Short exercise:
Count how many lines hold the string "What". Answer with that number and nothing more.

Data entries:

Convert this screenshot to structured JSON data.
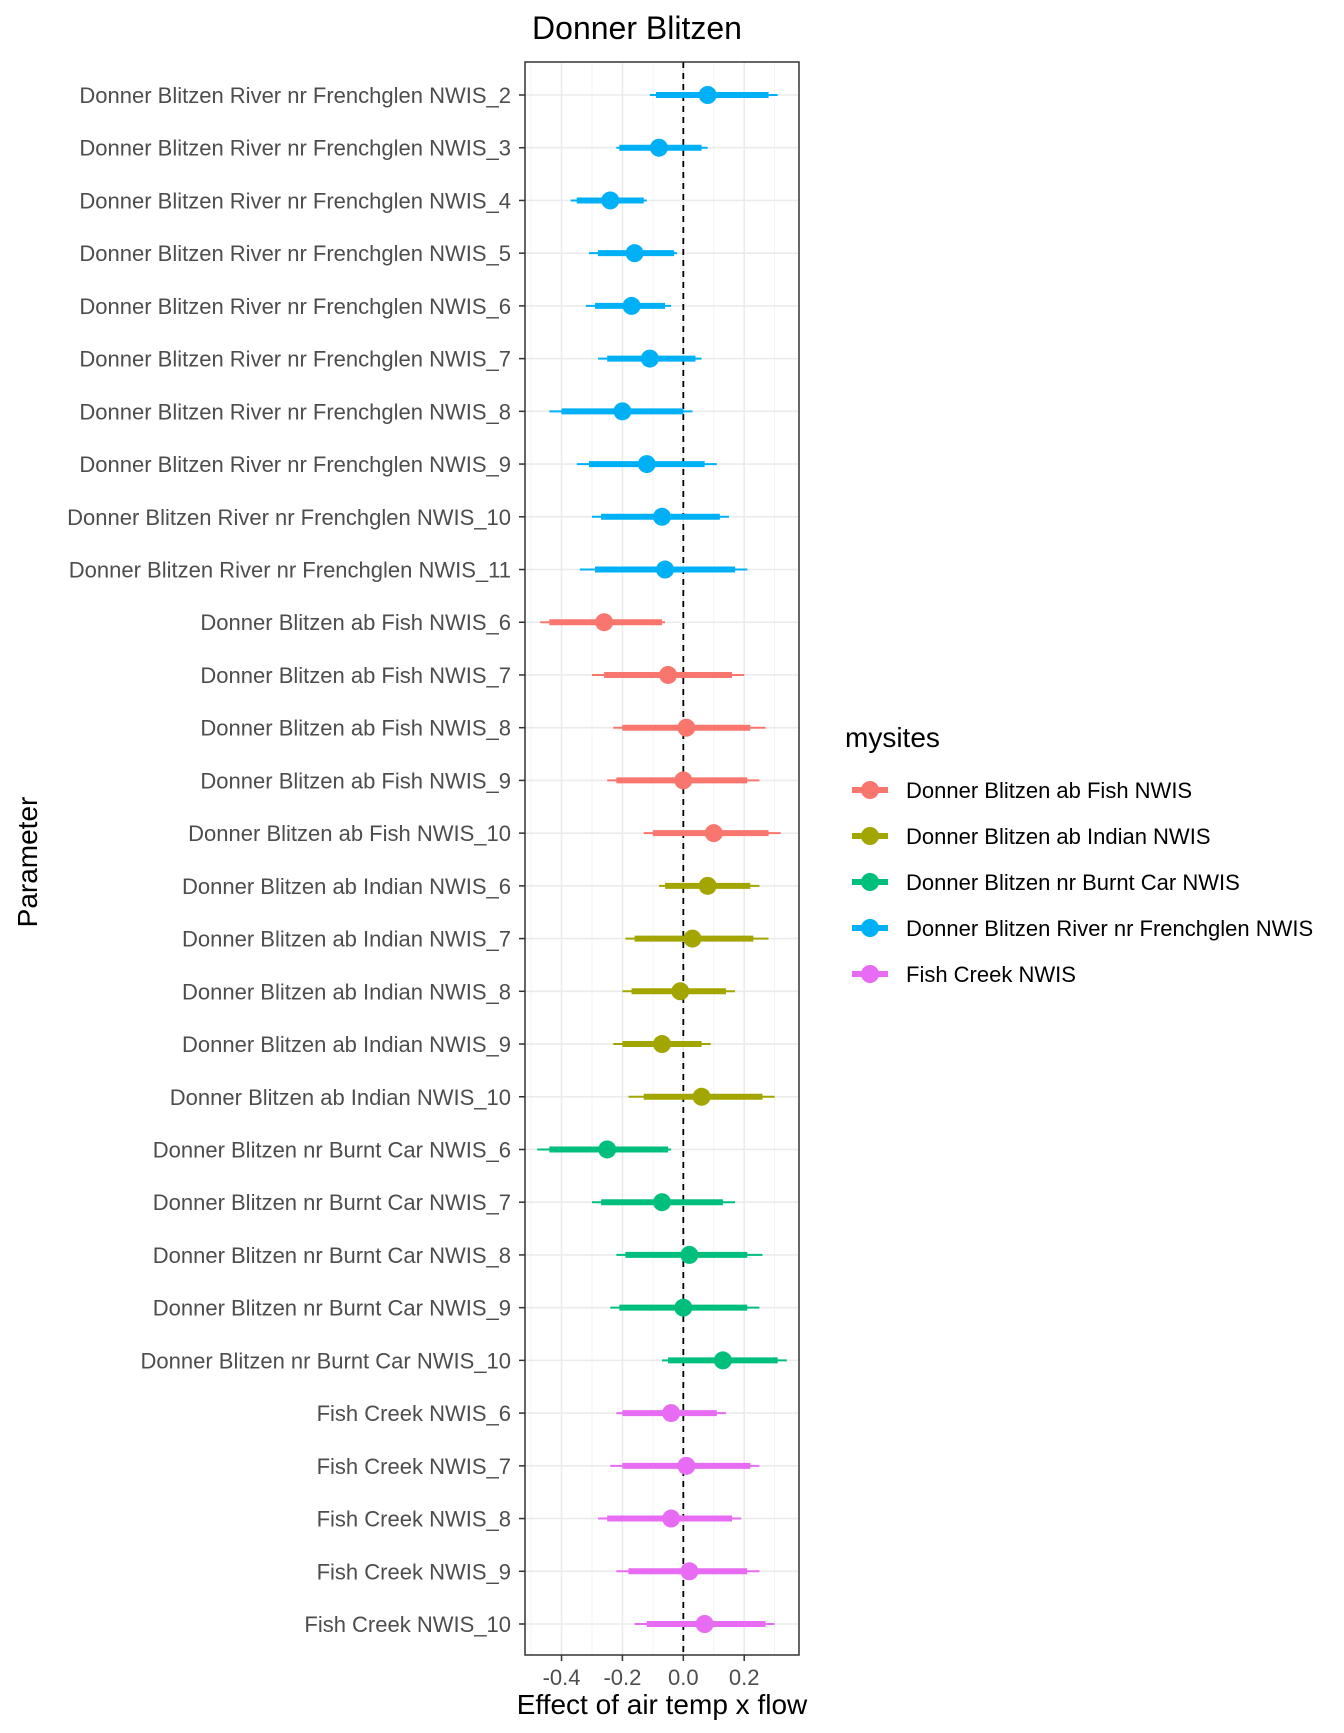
{
  "chart_data": {
    "type": "scatter",
    "subtype": "interval-forest",
    "title": "Donner Blitzen",
    "xlabel": "Effect of air temp x flow",
    "ylabel": "Parameter",
    "xlim": [
      -0.52,
      0.38
    ],
    "xticks": [
      -0.4,
      -0.2,
      0.0,
      0.2
    ],
    "xtick_labels": [
      "-0.4",
      "-0.2",
      "0.0",
      "0.2"
    ],
    "reference_line": {
      "x": 0,
      "style": "dashed"
    },
    "grid": true,
    "legend": {
      "title": "mysites",
      "placement": "right",
      "entries": [
        {
          "name": "Donner Blitzen ab Fish NWIS",
          "color": "#F8766D"
        },
        {
          "name": "Donner Blitzen ab Indian NWIS",
          "color": "#A3A500"
        },
        {
          "name": "Donner Blitzen nr Burnt Car NWIS",
          "color": "#00BF7D"
        },
        {
          "name": "Donner Blitzen River nr Frenchglen NWIS",
          "color": "#00B0F6"
        },
        {
          "name": "Fish Creek NWIS",
          "color": "#E76BF3"
        }
      ]
    },
    "rows": [
      {
        "label": "Donner Blitzen River nr Frenchglen NWIS_2",
        "site": 3,
        "mean": 0.08,
        "inner": [
          -0.09,
          0.28
        ],
        "outer": [
          -0.11,
          0.31
        ]
      },
      {
        "label": "Donner Blitzen River nr Frenchglen NWIS_3",
        "site": 3,
        "mean": -0.08,
        "inner": [
          -0.21,
          0.06
        ],
        "outer": [
          -0.22,
          0.08
        ]
      },
      {
        "label": "Donner Blitzen River nr Frenchglen NWIS_4",
        "site": 3,
        "mean": -0.24,
        "inner": [
          -0.35,
          -0.13
        ],
        "outer": [
          -0.37,
          -0.12
        ]
      },
      {
        "label": "Donner Blitzen River nr Frenchglen NWIS_5",
        "site": 3,
        "mean": -0.16,
        "inner": [
          -0.28,
          -0.03
        ],
        "outer": [
          -0.31,
          -0.02
        ]
      },
      {
        "label": "Donner Blitzen River nr Frenchglen NWIS_6",
        "site": 3,
        "mean": -0.17,
        "inner": [
          -0.29,
          -0.06
        ],
        "outer": [
          -0.32,
          -0.04
        ]
      },
      {
        "label": "Donner Blitzen River nr Frenchglen NWIS_7",
        "site": 3,
        "mean": -0.11,
        "inner": [
          -0.25,
          0.04
        ],
        "outer": [
          -0.28,
          0.06
        ]
      },
      {
        "label": "Donner Blitzen River nr Frenchglen NWIS_8",
        "site": 3,
        "mean": -0.2,
        "inner": [
          -0.4,
          0.0
        ],
        "outer": [
          -0.44,
          0.03
        ]
      },
      {
        "label": "Donner Blitzen River nr Frenchglen NWIS_9",
        "site": 3,
        "mean": -0.12,
        "inner": [
          -0.31,
          0.07
        ],
        "outer": [
          -0.35,
          0.11
        ]
      },
      {
        "label": "Donner Blitzen River nr Frenchglen NWIS_10",
        "site": 3,
        "mean": -0.07,
        "inner": [
          -0.27,
          0.12
        ],
        "outer": [
          -0.3,
          0.15
        ]
      },
      {
        "label": "Donner Blitzen River nr Frenchglen NWIS_11",
        "site": 3,
        "mean": -0.06,
        "inner": [
          -0.29,
          0.17
        ],
        "outer": [
          -0.34,
          0.21
        ]
      },
      {
        "label": "Donner Blitzen ab Fish NWIS_6",
        "site": 0,
        "mean": -0.26,
        "inner": [
          -0.44,
          -0.07
        ],
        "outer": [
          -0.47,
          -0.06
        ]
      },
      {
        "label": "Donner Blitzen ab Fish NWIS_7",
        "site": 0,
        "mean": -0.05,
        "inner": [
          -0.26,
          0.16
        ],
        "outer": [
          -0.3,
          0.2
        ]
      },
      {
        "label": "Donner Blitzen ab Fish NWIS_8",
        "site": 0,
        "mean": 0.01,
        "inner": [
          -0.2,
          0.22
        ],
        "outer": [
          -0.23,
          0.27
        ]
      },
      {
        "label": "Donner Blitzen ab Fish NWIS_9",
        "site": 0,
        "mean": 0.0,
        "inner": [
          -0.22,
          0.21
        ],
        "outer": [
          -0.25,
          0.25
        ]
      },
      {
        "label": "Donner Blitzen ab Fish NWIS_10",
        "site": 0,
        "mean": 0.1,
        "inner": [
          -0.1,
          0.28
        ],
        "outer": [
          -0.13,
          0.32
        ]
      },
      {
        "label": "Donner Blitzen ab Indian NWIS_6",
        "site": 1,
        "mean": 0.08,
        "inner": [
          -0.06,
          0.22
        ],
        "outer": [
          -0.08,
          0.25
        ]
      },
      {
        "label": "Donner Blitzen ab Indian NWIS_7",
        "site": 1,
        "mean": 0.03,
        "inner": [
          -0.16,
          0.23
        ],
        "outer": [
          -0.19,
          0.28
        ]
      },
      {
        "label": "Donner Blitzen ab Indian NWIS_8",
        "site": 1,
        "mean": -0.01,
        "inner": [
          -0.17,
          0.14
        ],
        "outer": [
          -0.2,
          0.17
        ]
      },
      {
        "label": "Donner Blitzen ab Indian NWIS_9",
        "site": 1,
        "mean": -0.07,
        "inner": [
          -0.2,
          0.06
        ],
        "outer": [
          -0.23,
          0.09
        ]
      },
      {
        "label": "Donner Blitzen ab Indian NWIS_10",
        "site": 1,
        "mean": 0.06,
        "inner": [
          -0.13,
          0.26
        ],
        "outer": [
          -0.18,
          0.3
        ]
      },
      {
        "label": "Donner Blitzen nr Burnt Car NWIS_6",
        "site": 2,
        "mean": -0.25,
        "inner": [
          -0.44,
          -0.05
        ],
        "outer": [
          -0.48,
          -0.04
        ]
      },
      {
        "label": "Donner Blitzen nr Burnt Car NWIS_7",
        "site": 2,
        "mean": -0.07,
        "inner": [
          -0.27,
          0.13
        ],
        "outer": [
          -0.3,
          0.17
        ]
      },
      {
        "label": "Donner Blitzen nr Burnt Car NWIS_8",
        "site": 2,
        "mean": 0.02,
        "inner": [
          -0.19,
          0.21
        ],
        "outer": [
          -0.22,
          0.26
        ]
      },
      {
        "label": "Donner Blitzen nr Burnt Car NWIS_9",
        "site": 2,
        "mean": 0.0,
        "inner": [
          -0.21,
          0.21
        ],
        "outer": [
          -0.24,
          0.25
        ]
      },
      {
        "label": "Donner Blitzen nr Burnt Car NWIS_10",
        "site": 2,
        "mean": 0.13,
        "inner": [
          -0.05,
          0.31
        ],
        "outer": [
          -0.07,
          0.34
        ]
      },
      {
        "label": "Fish Creek NWIS_6",
        "site": 4,
        "mean": -0.04,
        "inner": [
          -0.2,
          0.11
        ],
        "outer": [
          -0.22,
          0.14
        ]
      },
      {
        "label": "Fish Creek NWIS_7",
        "site": 4,
        "mean": 0.01,
        "inner": [
          -0.2,
          0.22
        ],
        "outer": [
          -0.24,
          0.25
        ]
      },
      {
        "label": "Fish Creek NWIS_8",
        "site": 4,
        "mean": -0.04,
        "inner": [
          -0.25,
          0.16
        ],
        "outer": [
          -0.28,
          0.19
        ]
      },
      {
        "label": "Fish Creek NWIS_9",
        "site": 4,
        "mean": 0.02,
        "inner": [
          -0.18,
          0.21
        ],
        "outer": [
          -0.22,
          0.25
        ]
      },
      {
        "label": "Fish Creek NWIS_10",
        "site": 4,
        "mean": 0.07,
        "inner": [
          -0.12,
          0.27
        ],
        "outer": [
          -0.16,
          0.3
        ]
      }
    ]
  }
}
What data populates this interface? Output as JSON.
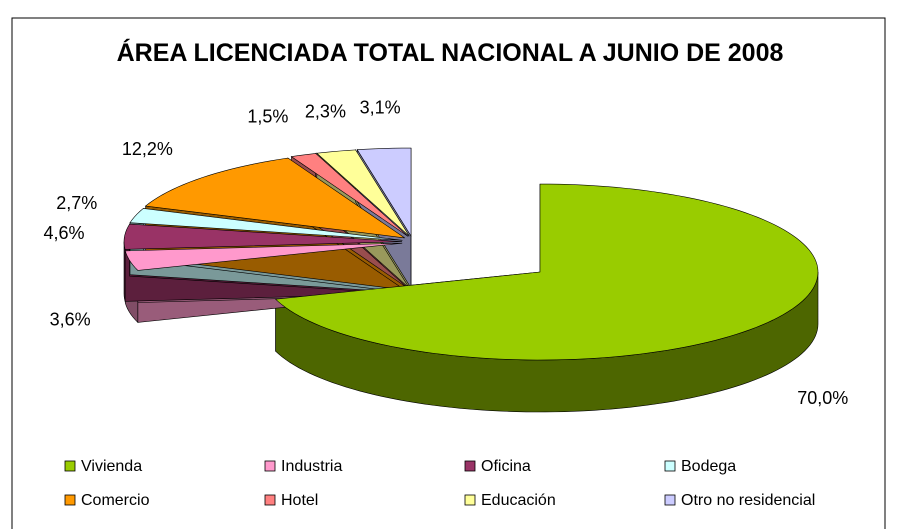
{
  "chart_data": {
    "type": "pie",
    "title": "ÁREA LICENCIADA TOTAL NACIONAL A JUNIO DE 2008",
    "categories": [
      "Vivienda",
      "Industria",
      "Oficina",
      "Bodega",
      "Comercio",
      "Hotel",
      "Educación",
      "Otro no residencial"
    ],
    "values": [
      70.0,
      3.6,
      4.6,
      2.7,
      12.2,
      1.5,
      2.3,
      3.1
    ],
    "value_labels": [
      "70,0%",
      "3,6%",
      "4,6%",
      "2,7%",
      "12,2%",
      "1,5%",
      "2,3%",
      "3,1%"
    ],
    "colors": [
      "#99cc00",
      "#ff99cc",
      "#993366",
      "#ccffff",
      "#ff9900",
      "#ff8080",
      "#ffff99",
      "#ccccff"
    ],
    "legend": "bottom"
  }
}
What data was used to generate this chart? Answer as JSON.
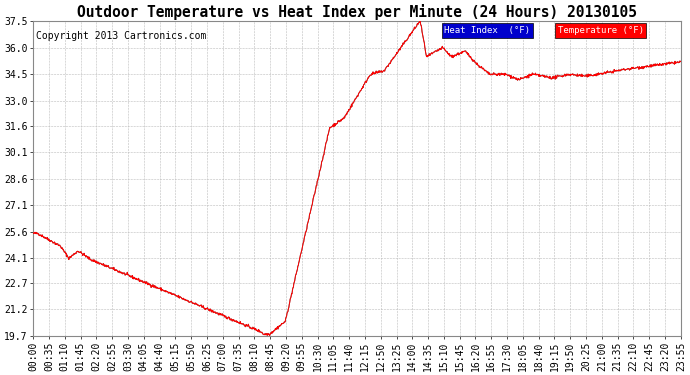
{
  "title": "Outdoor Temperature vs Heat Index per Minute (24 Hours) 20130105",
  "copyright": "Copyright 2013 Cartronics.com",
  "ylim": [
    19.7,
    37.5
  ],
  "yticks": [
    19.7,
    21.2,
    22.7,
    24.1,
    25.6,
    27.1,
    28.6,
    30.1,
    31.6,
    33.0,
    34.5,
    36.0,
    37.5
  ],
  "background_color": "#ffffff",
  "plot_bg_color": "#ffffff",
  "grid_color": "#bbbbbb",
  "line_color_temp": "#ff0000",
  "line_color_heat": "#666666",
  "legend_heat_bg": "#0000cc",
  "legend_temp_bg": "#ff0000",
  "title_fontsize": 10.5,
  "copyright_fontsize": 7,
  "tick_fontsize": 7,
  "xtick_labels": [
    "00:00",
    "00:35",
    "01:10",
    "01:45",
    "02:20",
    "02:55",
    "03:30",
    "04:05",
    "04:40",
    "05:15",
    "05:50",
    "06:25",
    "07:00",
    "07:35",
    "08:10",
    "08:45",
    "09:20",
    "09:55",
    "10:30",
    "11:05",
    "11:40",
    "12:15",
    "12:50",
    "13:25",
    "14:00",
    "14:35",
    "15:10",
    "15:45",
    "16:20",
    "16:55",
    "17:30",
    "18:05",
    "18:40",
    "19:15",
    "19:50",
    "20:25",
    "21:00",
    "21:35",
    "22:10",
    "22:45",
    "23:20",
    "23:55"
  ]
}
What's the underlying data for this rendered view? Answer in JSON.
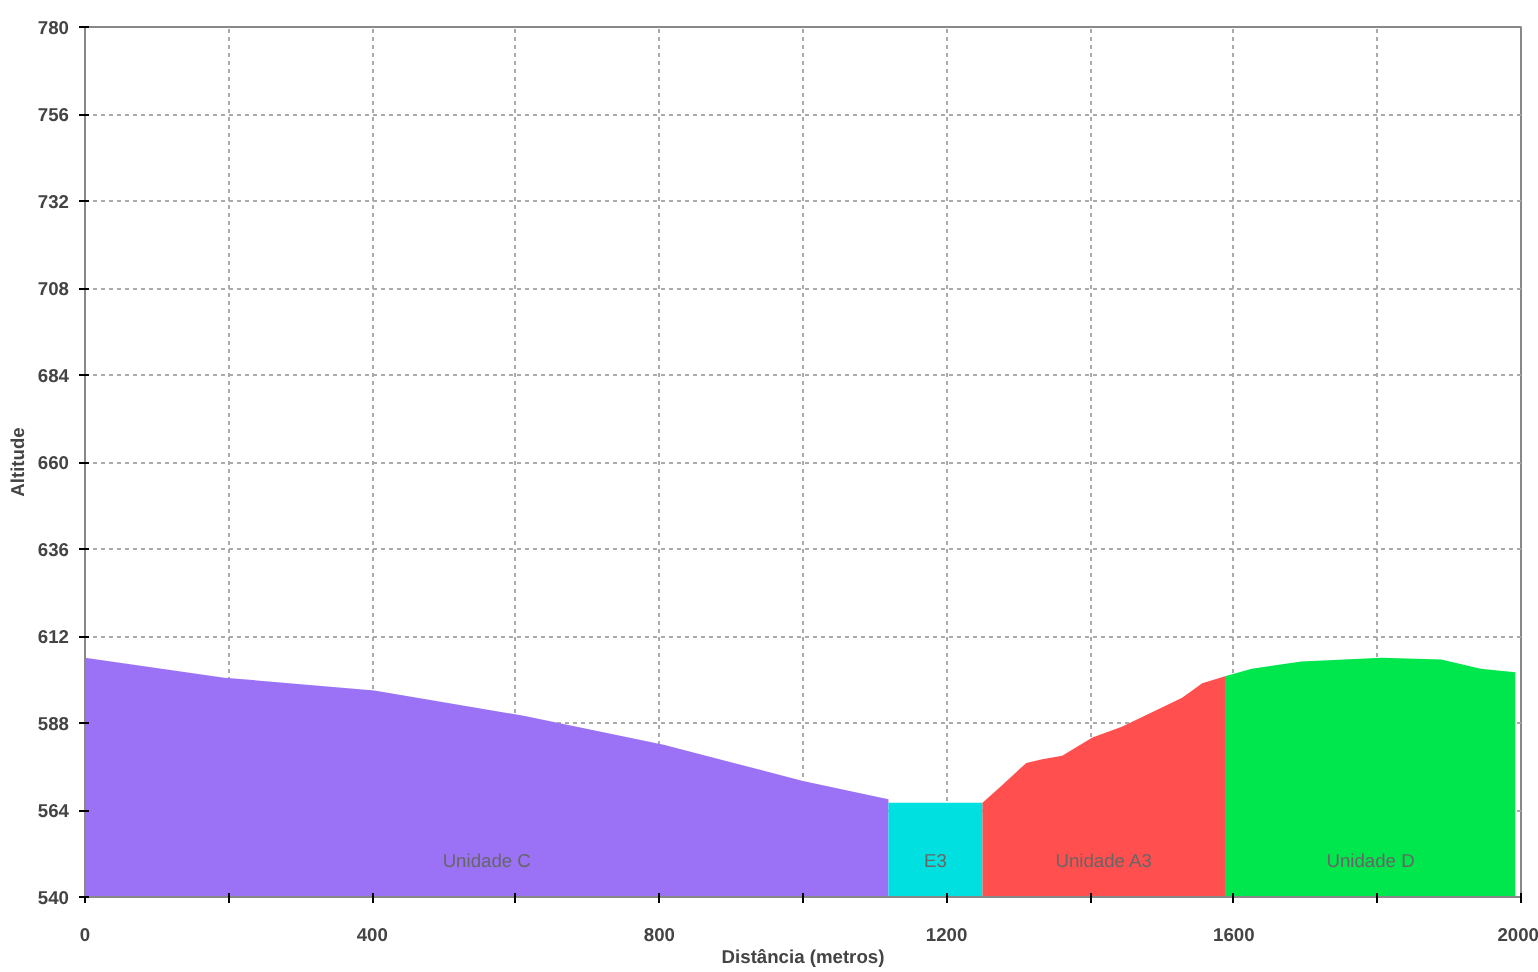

Output below:
3